EXERCISE DESCRIPTION —
In the listing, take the lines from the one containing "Extract all elements" up to and including the one containing "product-tab-taf[interactable]: TAF (9, 38, 47, 59)", and swap "Severe" for "Strong". Return only those lines, with everything else left as it is.

— START PROVIDED RECORDS —

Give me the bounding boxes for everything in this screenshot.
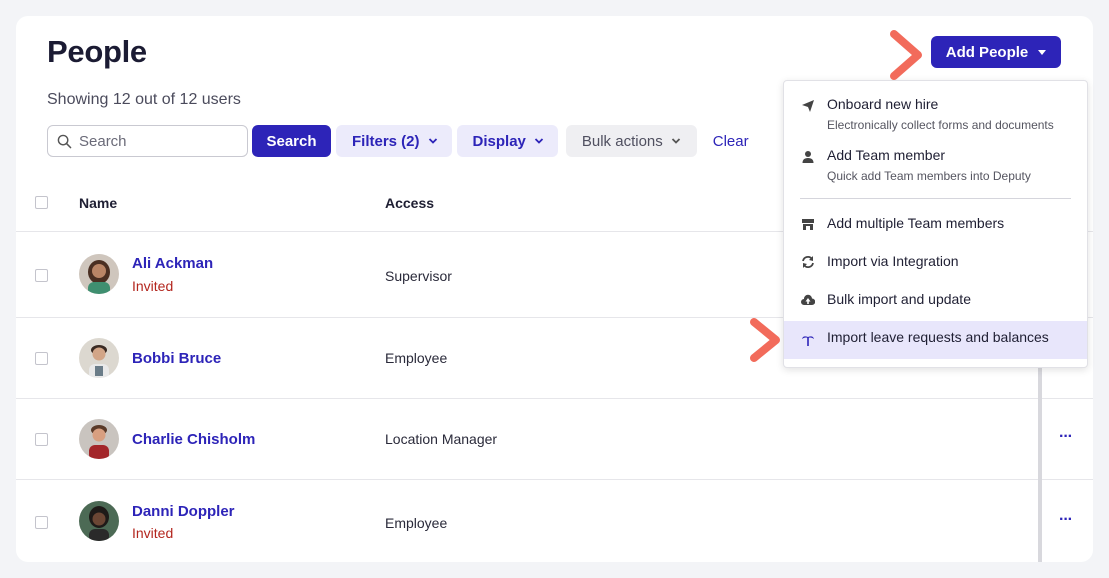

— END PROVIDED RECORDS —
— START PROVIDED RECORDS —

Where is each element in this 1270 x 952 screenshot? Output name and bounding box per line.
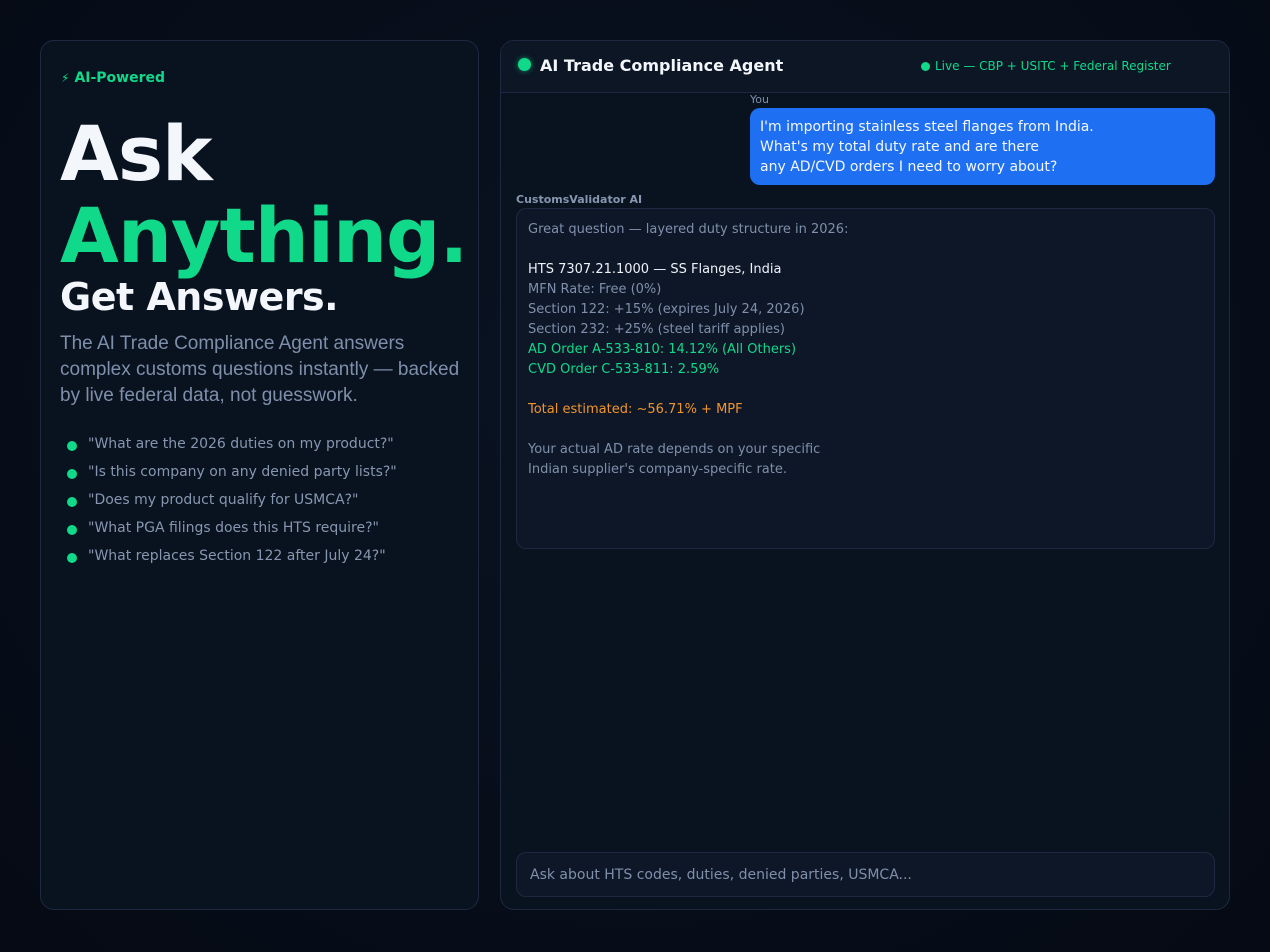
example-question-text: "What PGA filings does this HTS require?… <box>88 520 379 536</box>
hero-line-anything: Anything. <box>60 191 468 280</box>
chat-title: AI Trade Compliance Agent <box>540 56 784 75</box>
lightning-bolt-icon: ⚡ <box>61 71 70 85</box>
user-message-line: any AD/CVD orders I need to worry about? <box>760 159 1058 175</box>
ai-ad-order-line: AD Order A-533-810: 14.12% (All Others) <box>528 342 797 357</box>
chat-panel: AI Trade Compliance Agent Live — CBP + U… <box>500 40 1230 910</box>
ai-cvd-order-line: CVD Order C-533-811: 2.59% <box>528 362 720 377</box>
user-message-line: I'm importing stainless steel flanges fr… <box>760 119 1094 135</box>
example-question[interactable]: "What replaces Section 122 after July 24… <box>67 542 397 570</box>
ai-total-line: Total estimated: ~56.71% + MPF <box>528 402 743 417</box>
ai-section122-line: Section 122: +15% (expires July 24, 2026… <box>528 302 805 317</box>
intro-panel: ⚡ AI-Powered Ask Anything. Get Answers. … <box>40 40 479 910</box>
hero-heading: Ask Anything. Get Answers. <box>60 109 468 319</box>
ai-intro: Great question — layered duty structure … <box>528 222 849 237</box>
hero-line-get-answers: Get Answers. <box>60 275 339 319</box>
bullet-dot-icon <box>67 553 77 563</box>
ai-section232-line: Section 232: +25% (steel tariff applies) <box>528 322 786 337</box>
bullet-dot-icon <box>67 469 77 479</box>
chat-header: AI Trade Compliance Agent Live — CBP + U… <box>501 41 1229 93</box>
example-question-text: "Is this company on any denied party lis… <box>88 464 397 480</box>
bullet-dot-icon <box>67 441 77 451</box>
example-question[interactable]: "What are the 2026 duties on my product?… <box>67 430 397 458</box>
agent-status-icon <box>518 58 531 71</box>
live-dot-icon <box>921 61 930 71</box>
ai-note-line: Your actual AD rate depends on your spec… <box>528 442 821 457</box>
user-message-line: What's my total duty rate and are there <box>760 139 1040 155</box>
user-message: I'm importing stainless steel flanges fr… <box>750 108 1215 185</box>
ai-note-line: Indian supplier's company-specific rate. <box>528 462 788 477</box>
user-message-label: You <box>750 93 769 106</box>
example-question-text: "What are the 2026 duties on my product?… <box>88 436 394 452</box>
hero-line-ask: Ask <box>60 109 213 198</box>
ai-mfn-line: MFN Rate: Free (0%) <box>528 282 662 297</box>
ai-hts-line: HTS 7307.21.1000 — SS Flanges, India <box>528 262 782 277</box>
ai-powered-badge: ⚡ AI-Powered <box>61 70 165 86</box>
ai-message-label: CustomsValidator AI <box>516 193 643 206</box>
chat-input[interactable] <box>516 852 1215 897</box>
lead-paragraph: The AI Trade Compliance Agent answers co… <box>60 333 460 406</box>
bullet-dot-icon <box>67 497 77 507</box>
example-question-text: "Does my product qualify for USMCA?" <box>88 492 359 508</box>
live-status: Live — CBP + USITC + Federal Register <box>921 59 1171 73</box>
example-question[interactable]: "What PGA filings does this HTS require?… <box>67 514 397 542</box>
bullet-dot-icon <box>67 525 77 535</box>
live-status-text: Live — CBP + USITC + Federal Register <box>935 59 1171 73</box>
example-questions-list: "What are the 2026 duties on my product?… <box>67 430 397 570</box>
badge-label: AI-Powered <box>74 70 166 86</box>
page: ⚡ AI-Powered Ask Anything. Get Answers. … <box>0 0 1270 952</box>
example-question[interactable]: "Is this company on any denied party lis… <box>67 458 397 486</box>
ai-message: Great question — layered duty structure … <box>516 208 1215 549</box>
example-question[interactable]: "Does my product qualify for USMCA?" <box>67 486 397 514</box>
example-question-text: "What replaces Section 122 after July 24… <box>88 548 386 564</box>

— END PROVIDED RECORDS —
— START PROVIDED RECORDS —

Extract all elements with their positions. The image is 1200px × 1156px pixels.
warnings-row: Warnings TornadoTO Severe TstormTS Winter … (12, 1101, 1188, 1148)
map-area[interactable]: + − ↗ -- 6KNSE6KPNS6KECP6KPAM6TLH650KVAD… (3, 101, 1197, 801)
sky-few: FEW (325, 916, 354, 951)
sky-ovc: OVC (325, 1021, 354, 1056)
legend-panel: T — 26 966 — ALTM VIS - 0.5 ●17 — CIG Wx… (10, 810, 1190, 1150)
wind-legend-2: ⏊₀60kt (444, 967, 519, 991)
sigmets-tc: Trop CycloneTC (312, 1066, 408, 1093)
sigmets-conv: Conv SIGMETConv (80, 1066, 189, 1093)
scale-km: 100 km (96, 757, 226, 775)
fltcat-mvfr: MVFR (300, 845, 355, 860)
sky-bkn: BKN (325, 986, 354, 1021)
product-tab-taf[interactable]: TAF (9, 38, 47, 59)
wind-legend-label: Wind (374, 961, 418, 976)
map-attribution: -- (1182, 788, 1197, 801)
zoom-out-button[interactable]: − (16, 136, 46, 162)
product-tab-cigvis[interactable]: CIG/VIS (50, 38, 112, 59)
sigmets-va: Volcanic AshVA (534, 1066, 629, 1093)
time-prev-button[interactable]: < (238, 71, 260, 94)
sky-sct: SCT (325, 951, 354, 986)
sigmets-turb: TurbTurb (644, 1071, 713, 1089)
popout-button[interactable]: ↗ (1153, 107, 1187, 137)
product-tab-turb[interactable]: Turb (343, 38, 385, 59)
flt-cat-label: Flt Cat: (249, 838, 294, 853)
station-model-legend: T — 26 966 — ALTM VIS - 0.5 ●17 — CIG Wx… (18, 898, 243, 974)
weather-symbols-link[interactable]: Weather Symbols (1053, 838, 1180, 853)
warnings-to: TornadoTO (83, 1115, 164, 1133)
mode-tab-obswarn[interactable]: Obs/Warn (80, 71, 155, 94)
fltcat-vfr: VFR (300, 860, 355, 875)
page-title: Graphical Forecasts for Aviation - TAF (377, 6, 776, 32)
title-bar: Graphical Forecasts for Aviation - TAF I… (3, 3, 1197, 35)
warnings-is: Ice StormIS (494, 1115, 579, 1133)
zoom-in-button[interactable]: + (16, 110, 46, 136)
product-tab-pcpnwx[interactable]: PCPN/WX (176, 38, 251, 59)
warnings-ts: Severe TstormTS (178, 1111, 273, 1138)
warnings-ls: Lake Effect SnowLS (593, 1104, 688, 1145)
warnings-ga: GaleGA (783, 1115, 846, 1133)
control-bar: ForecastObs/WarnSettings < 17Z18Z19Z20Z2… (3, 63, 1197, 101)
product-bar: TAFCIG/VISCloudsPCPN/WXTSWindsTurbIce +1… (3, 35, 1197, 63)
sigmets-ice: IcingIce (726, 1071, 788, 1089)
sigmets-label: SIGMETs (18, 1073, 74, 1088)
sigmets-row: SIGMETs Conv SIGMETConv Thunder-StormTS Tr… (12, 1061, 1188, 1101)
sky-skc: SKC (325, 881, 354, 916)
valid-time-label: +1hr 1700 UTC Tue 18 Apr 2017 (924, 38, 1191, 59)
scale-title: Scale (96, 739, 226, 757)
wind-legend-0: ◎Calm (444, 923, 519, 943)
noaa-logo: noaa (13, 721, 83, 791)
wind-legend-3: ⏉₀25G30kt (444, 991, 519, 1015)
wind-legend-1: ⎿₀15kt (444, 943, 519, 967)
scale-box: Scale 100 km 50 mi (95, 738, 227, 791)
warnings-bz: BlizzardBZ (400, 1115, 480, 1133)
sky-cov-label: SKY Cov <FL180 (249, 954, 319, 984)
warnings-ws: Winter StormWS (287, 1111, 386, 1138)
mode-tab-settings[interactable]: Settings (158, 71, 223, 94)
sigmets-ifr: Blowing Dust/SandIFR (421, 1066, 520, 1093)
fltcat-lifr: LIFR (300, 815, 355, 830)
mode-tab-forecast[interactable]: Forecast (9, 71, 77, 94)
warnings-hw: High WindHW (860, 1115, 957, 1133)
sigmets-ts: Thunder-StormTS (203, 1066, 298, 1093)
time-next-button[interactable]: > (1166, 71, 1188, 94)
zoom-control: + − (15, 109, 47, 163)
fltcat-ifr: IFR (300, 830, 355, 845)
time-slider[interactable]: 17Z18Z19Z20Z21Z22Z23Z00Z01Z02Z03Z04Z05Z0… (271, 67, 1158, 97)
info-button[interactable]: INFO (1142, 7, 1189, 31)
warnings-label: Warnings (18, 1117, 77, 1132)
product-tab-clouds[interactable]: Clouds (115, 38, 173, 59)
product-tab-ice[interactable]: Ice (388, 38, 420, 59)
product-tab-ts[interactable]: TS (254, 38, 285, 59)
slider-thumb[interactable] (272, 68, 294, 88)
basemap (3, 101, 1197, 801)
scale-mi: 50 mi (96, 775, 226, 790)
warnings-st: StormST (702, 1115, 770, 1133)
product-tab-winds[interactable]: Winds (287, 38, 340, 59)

— END PROVIDED RECORDS —

RESULT FOR THIS EXERCISE —
Extract all elements with their positions. The image is 1200px × 1156px pixels.
warnings-row: Warnings TornadoTO Strong TstormTS Winter … (12, 1101, 1188, 1148)
map-area[interactable]: + − ↗ -- 6KNSE6KPNS6KECP6KPAM6TLH650KVAD… (3, 101, 1197, 801)
sky-few: FEW (325, 916, 354, 951)
sky-ovc: OVC (325, 1021, 354, 1056)
legend-panel: T — 26 966 — ALTM VIS - 0.5 ●17 — CIG Wx… (10, 810, 1190, 1150)
wind-legend-2: ⏊₀60kt (444, 967, 519, 991)
sigmets-tc: Trop CycloneTC (312, 1066, 408, 1093)
sigmets-conv: Conv SIGMETConv (80, 1066, 189, 1093)
scale-km: 100 km (96, 757, 226, 775)
fltcat-mvfr: MVFR (300, 845, 355, 860)
sky-bkn: BKN (325, 986, 354, 1021)
product-tab-taf[interactable]: TAF (9, 38, 47, 59)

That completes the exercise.